**Items:**

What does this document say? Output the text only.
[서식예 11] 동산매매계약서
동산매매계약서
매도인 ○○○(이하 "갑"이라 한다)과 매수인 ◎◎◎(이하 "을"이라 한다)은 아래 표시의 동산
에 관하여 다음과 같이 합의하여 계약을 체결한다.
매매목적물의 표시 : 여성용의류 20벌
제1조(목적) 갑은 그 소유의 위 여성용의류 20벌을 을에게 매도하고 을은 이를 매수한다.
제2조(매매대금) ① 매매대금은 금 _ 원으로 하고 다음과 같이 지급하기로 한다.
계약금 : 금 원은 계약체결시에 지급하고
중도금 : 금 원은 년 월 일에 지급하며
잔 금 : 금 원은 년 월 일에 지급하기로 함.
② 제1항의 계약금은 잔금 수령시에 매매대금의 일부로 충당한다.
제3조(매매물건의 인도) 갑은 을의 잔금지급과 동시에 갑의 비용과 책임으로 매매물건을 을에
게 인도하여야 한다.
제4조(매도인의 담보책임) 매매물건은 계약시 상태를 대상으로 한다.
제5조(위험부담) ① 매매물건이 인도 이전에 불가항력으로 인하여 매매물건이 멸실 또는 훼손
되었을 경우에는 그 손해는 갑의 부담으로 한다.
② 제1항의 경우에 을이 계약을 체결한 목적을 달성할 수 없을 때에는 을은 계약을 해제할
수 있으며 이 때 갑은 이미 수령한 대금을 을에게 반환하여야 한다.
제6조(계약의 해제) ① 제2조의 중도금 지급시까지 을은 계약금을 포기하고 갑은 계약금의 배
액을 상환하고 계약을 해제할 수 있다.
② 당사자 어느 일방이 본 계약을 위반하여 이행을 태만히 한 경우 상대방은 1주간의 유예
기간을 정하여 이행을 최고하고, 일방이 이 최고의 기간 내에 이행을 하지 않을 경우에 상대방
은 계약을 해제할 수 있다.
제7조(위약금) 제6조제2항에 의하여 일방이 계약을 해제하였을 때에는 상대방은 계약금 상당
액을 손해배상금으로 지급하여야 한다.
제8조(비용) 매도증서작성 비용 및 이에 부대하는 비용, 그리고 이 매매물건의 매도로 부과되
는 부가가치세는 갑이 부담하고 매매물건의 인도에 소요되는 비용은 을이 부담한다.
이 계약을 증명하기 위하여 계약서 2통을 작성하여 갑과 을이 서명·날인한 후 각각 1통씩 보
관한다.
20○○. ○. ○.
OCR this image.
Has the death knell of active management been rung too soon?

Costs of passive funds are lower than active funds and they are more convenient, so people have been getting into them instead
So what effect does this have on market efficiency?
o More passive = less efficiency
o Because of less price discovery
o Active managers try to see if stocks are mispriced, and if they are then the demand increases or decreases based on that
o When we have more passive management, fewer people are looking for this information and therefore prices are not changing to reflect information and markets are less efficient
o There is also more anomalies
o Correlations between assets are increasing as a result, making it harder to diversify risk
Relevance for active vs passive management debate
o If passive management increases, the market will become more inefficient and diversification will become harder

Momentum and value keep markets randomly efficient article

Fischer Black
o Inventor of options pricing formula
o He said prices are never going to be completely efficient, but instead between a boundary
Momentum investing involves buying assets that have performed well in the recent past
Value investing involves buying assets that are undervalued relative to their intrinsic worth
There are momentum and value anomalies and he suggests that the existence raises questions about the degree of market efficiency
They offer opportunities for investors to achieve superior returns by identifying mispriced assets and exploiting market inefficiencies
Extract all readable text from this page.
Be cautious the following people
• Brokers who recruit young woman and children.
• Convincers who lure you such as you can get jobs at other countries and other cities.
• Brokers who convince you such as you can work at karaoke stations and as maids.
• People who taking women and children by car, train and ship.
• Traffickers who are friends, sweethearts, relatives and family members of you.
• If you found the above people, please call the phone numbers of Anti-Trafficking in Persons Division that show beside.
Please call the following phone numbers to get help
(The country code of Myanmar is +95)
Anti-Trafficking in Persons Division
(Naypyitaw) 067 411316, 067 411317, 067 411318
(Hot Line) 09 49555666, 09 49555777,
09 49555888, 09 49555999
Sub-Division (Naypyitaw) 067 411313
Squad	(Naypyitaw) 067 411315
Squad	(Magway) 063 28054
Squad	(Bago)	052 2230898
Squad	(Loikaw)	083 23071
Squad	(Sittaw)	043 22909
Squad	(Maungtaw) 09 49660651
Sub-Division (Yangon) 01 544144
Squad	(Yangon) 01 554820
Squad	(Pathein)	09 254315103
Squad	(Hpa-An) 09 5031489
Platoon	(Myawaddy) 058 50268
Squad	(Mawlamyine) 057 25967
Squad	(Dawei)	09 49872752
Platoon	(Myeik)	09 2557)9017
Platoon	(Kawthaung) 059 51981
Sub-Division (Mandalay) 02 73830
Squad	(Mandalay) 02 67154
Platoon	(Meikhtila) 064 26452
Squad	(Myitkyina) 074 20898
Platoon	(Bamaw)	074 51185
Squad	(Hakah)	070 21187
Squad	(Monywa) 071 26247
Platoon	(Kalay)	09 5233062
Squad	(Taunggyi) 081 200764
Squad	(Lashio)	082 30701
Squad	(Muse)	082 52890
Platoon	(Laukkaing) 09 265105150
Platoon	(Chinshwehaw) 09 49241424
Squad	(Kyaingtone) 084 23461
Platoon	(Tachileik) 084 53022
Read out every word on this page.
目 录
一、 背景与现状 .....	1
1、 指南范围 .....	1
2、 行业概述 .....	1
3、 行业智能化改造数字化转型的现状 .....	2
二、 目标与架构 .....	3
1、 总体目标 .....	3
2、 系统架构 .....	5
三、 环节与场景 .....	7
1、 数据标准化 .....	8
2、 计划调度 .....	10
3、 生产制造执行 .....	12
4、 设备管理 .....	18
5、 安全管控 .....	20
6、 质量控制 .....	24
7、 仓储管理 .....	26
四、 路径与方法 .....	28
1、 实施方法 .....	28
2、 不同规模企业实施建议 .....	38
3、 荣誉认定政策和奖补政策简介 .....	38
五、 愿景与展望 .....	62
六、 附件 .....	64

**What to do:** Pick out every line of the listing containing the word "less", and show those lines.

**Task answer:**
o More passive = less efficiency
o Because of less price discovery
o When we have more passive management, fewer people are looking for this information and therefore prices are not changing to reflect information and markets are less efficient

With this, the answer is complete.